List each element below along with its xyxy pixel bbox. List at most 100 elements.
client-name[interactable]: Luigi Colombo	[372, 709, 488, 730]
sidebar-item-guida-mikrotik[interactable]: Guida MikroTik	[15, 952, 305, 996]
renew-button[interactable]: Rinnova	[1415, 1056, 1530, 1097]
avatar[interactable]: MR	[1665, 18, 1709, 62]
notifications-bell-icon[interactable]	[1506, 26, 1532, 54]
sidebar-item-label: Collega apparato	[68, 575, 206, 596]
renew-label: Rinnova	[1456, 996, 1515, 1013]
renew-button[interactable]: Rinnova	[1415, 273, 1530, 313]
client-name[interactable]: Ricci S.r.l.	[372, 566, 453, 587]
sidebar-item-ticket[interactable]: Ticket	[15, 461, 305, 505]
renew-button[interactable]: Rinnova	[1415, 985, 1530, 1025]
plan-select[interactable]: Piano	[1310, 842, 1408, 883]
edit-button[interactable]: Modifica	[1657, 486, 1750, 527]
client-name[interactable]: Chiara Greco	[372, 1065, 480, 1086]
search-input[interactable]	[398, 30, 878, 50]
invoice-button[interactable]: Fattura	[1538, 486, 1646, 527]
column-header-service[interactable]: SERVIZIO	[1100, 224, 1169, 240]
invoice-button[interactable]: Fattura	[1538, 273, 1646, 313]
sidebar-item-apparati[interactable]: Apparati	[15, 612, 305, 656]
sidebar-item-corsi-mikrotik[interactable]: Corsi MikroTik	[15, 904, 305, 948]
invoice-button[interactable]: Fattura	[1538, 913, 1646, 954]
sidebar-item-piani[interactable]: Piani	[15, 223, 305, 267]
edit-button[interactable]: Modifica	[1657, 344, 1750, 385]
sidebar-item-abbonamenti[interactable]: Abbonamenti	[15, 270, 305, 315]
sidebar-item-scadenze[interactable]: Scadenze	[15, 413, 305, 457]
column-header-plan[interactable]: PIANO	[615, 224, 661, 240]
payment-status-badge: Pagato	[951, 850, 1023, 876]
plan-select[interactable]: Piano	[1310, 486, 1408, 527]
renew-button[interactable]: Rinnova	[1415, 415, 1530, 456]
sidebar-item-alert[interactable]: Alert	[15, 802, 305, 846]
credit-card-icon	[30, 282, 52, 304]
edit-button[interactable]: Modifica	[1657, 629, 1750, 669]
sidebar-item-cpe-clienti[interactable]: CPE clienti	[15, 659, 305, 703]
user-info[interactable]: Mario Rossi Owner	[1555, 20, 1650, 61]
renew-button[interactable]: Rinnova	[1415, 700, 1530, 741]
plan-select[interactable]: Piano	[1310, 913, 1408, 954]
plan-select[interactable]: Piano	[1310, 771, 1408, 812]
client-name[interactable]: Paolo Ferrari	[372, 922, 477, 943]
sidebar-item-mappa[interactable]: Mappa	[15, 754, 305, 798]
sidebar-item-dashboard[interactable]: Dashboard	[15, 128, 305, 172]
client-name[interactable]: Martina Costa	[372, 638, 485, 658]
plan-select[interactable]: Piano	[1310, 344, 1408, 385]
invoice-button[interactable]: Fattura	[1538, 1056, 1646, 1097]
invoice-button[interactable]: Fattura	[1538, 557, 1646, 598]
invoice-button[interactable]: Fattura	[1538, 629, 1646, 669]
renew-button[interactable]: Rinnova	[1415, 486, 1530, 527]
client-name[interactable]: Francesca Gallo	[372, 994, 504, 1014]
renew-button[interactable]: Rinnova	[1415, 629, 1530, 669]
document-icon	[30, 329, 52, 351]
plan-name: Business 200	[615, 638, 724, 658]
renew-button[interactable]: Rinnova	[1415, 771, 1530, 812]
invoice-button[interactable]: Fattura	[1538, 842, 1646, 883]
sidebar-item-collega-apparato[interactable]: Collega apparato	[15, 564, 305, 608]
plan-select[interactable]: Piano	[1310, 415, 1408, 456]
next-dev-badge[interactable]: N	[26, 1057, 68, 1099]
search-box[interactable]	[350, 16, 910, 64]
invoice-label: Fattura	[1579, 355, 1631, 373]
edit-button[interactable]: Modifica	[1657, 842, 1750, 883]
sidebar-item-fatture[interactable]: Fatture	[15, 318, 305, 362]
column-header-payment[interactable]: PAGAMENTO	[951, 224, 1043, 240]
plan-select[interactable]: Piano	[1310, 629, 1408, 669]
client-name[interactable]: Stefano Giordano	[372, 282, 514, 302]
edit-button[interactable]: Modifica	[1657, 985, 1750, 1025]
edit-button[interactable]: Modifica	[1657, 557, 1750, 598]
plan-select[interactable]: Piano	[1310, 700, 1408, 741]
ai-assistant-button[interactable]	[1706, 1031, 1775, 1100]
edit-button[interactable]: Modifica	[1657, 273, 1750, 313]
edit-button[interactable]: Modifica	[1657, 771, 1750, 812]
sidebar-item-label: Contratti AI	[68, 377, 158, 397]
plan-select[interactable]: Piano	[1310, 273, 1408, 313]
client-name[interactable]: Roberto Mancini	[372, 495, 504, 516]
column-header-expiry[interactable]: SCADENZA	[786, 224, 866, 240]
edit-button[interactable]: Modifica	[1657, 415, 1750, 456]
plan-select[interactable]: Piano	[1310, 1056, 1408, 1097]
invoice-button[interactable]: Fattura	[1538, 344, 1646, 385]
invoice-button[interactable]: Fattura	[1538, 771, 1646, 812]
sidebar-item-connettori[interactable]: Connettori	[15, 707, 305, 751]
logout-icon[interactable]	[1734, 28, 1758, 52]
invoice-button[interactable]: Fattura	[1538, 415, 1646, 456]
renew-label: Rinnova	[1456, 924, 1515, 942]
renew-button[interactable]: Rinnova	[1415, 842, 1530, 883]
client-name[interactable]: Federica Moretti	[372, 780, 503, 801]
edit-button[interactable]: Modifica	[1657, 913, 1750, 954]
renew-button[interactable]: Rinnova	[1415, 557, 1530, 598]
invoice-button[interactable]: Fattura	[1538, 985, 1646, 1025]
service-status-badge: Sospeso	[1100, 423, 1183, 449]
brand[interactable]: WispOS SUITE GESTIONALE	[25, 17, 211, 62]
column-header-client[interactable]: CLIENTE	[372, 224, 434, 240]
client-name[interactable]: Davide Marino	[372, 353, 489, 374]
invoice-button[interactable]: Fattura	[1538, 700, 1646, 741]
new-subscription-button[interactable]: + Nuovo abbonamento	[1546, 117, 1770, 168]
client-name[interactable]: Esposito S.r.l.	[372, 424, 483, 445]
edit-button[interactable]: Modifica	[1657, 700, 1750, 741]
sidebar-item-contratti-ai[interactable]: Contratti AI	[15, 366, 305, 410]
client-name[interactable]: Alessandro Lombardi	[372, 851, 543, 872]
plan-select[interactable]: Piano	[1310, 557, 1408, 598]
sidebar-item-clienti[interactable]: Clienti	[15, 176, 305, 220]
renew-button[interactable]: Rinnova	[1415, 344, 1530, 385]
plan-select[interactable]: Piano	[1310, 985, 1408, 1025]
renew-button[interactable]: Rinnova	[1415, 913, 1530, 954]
______
- [Your task] Print the entries above again, line for line, with nothing changed.

- [Reply]
List each element below along with its xyxy pixel bbox. List at most 100 elements.
client-name[interactable]: Luigi Colombo	[372, 709, 488, 730]
sidebar-item-guida-mikrotik[interactable]: Guida MikroTik	[15, 952, 305, 996]
renew-button[interactable]: Rinnova	[1415, 1056, 1530, 1097]
avatar[interactable]: MR	[1665, 18, 1709, 62]
notifications-bell-icon[interactable]	[1506, 26, 1532, 54]
sidebar-item-label: Collega apparato	[68, 575, 206, 596]
renew-label: Rinnova	[1456, 996, 1515, 1013]
renew-button[interactable]: Rinnova	[1415, 273, 1530, 313]
client-name[interactable]: Ricci S.r.l.	[372, 566, 453, 587]
sidebar-item-ticket[interactable]: Ticket	[15, 461, 305, 505]
renew-button[interactable]: Rinnova	[1415, 985, 1530, 1025]
plan-select[interactable]: Piano	[1310, 842, 1408, 883]
edit-button[interactable]: Modifica	[1657, 486, 1750, 527]
client-name[interactable]: Chiara Greco	[372, 1065, 480, 1086]
search-input[interactable]	[398, 30, 878, 50]
invoice-button[interactable]: Fattura	[1538, 486, 1646, 527]
column-header-service[interactable]: SERVIZIO	[1100, 224, 1169, 240]
invoice-button[interactable]: Fattura	[1538, 273, 1646, 313]
sidebar-item-apparati[interactable]: Apparati	[15, 612, 305, 656]
sidebar-item-corsi-mikrotik[interactable]: Corsi MikroTik	[15, 904, 305, 948]
invoice-button[interactable]: Fattura	[1538, 913, 1646, 954]
sidebar-item-piani[interactable]: Piani	[15, 223, 305, 267]
edit-button[interactable]: Modifica	[1657, 344, 1750, 385]
sidebar-item-abbonamenti[interactable]: Abbonamenti	[15, 270, 305, 315]
sidebar-item-scadenze[interactable]: Scadenze	[15, 413, 305, 457]
column-header-plan[interactable]: PIANO	[615, 224, 661, 240]
payment-status-badge: Pagato	[951, 850, 1023, 876]
plan-select[interactable]: Piano	[1310, 486, 1408, 527]
renew-button[interactable]: Rinnova	[1415, 415, 1530, 456]
sidebar-item-alert[interactable]: Alert	[15, 802, 305, 846]
credit-card-icon	[30, 282, 52, 304]
edit-button[interactable]: Modifica	[1657, 629, 1750, 669]
sidebar-item-cpe-clienti[interactable]: CPE clienti	[15, 659, 305, 703]
user-info[interactable]: Mario Rossi Owner	[1555, 20, 1650, 61]
renew-button[interactable]: Rinnova	[1415, 700, 1530, 741]
plan-select[interactable]: Piano	[1310, 913, 1408, 954]
plan-select[interactable]: Piano	[1310, 771, 1408, 812]
client-name[interactable]: Paolo Ferrari	[372, 922, 477, 943]
sidebar-item-mappa[interactable]: Mappa	[15, 754, 305, 798]
sidebar-item-dashboard[interactable]: Dashboard	[15, 128, 305, 172]
client-name[interactable]: Martina Costa	[372, 638, 485, 658]
plan-select[interactable]: Piano	[1310, 344, 1408, 385]
invoice-button[interactable]: Fattura	[1538, 1056, 1646, 1097]
invoice-button[interactable]: Fattura	[1538, 557, 1646, 598]
invoice-button[interactable]: Fattura	[1538, 629, 1646, 669]
renew-button[interactable]: Rinnova	[1415, 486, 1530, 527]
client-name[interactable]: Francesca Gallo	[372, 994, 504, 1014]
renew-button[interactable]: Rinnova	[1415, 629, 1530, 669]
document-icon	[30, 329, 52, 351]
plan-name: Business 200	[615, 638, 724, 658]
renew-button[interactable]: Rinnova	[1415, 771, 1530, 812]
invoice-button[interactable]: Fattura	[1538, 842, 1646, 883]
sidebar-item-collega-apparato[interactable]: Collega apparato	[15, 564, 305, 608]
plan-select[interactable]: Piano	[1310, 415, 1408, 456]
next-dev-badge[interactable]: N	[26, 1057, 68, 1099]
search-box[interactable]	[350, 16, 910, 64]
invoice-label: Fattura	[1579, 355, 1631, 373]
edit-button[interactable]: Modifica	[1657, 842, 1750, 883]
sidebar-item-fatture[interactable]: Fatture	[15, 318, 305, 362]
column-header-payment[interactable]: PAGAMENTO	[951, 224, 1043, 240]
plan-select[interactable]: Piano	[1310, 629, 1408, 669]
client-name[interactable]: Stefano Giordano	[372, 282, 514, 302]
edit-button[interactable]: Modifica	[1657, 985, 1750, 1025]
edit-button[interactable]: Modifica	[1657, 557, 1750, 598]
plan-select[interactable]: Piano	[1310, 700, 1408, 741]
ai-assistant-button[interactable]	[1706, 1031, 1775, 1100]
edit-button[interactable]: Modifica	[1657, 273, 1750, 313]
edit-button[interactable]: Modifica	[1657, 771, 1750, 812]
sidebar-item-label: Contratti AI	[68, 377, 158, 397]
plan-select[interactable]: Piano	[1310, 273, 1408, 313]
client-name[interactable]: Roberto Mancini	[372, 495, 504, 516]
column-header-expiry[interactable]: SCADENZA	[786, 224, 866, 240]
edit-button[interactable]: Modifica	[1657, 415, 1750, 456]
plan-select[interactable]: Piano	[1310, 1056, 1408, 1097]
invoice-button[interactable]: Fattura	[1538, 344, 1646, 385]
invoice-button[interactable]: Fattura	[1538, 771, 1646, 812]
sidebar-item-connettori[interactable]: Connettori	[15, 707, 305, 751]
logout-icon[interactable]	[1734, 28, 1758, 52]
invoice-button[interactable]: Fattura	[1538, 415, 1646, 456]
renew-label: Rinnova	[1456, 924, 1515, 942]
renew-button[interactable]: Rinnova	[1415, 842, 1530, 883]
client-name[interactable]: Federica Moretti	[372, 780, 503, 801]
edit-button[interactable]: Modifica	[1657, 913, 1750, 954]
renew-button[interactable]: Rinnova	[1415, 557, 1530, 598]
invoice-button[interactable]: Fattura	[1538, 985, 1646, 1025]
service-status-badge: Sospeso	[1100, 423, 1183, 449]
brand[interactable]: WispOS SUITE GESTIONALE	[25, 17, 211, 62]
column-header-client[interactable]: CLIENTE	[372, 224, 434, 240]
client-name[interactable]: Davide Marino	[372, 353, 489, 374]
invoice-button[interactable]: Fattura	[1538, 700, 1646, 741]
new-subscription-button[interactable]: + Nuovo abbonamento	[1546, 117, 1770, 168]
client-name[interactable]: Esposito S.r.l.	[372, 424, 483, 445]
edit-button[interactable]: Modifica	[1657, 700, 1750, 741]
sidebar-item-contratti-ai[interactable]: Contratti AI	[15, 366, 305, 410]
client-name[interactable]: Alessandro Lombardi	[372, 851, 543, 872]
plan-select[interactable]: Piano	[1310, 557, 1408, 598]
sidebar-item-clienti[interactable]: Clienti	[15, 176, 305, 220]
renew-button[interactable]: Rinnova	[1415, 344, 1530, 385]
plan-select[interactable]: Piano	[1310, 985, 1408, 1025]
renew-button[interactable]: Rinnova	[1415, 913, 1530, 954]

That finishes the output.